*Dataset excerpts*.

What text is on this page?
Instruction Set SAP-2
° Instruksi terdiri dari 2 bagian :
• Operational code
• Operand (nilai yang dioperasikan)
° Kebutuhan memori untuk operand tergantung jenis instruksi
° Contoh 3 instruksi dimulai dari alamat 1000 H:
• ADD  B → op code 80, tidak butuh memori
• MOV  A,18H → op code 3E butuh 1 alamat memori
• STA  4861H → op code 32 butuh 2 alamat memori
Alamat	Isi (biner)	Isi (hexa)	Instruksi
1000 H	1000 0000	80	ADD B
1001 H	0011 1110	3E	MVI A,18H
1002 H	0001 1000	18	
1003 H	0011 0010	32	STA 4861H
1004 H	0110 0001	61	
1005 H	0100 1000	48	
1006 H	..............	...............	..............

*Requirements*. Collect each line holding the string "memori".

*Exercise result*.
° Kebutuhan memori untuk operand tergantung jenis instruksi
• ADD  B → op code 80, tidak butuh memori
• MOV  A,18H → op code 3E butuh 1 alamat memori
• STA  4861H → op code 32 butuh 2 alamat memori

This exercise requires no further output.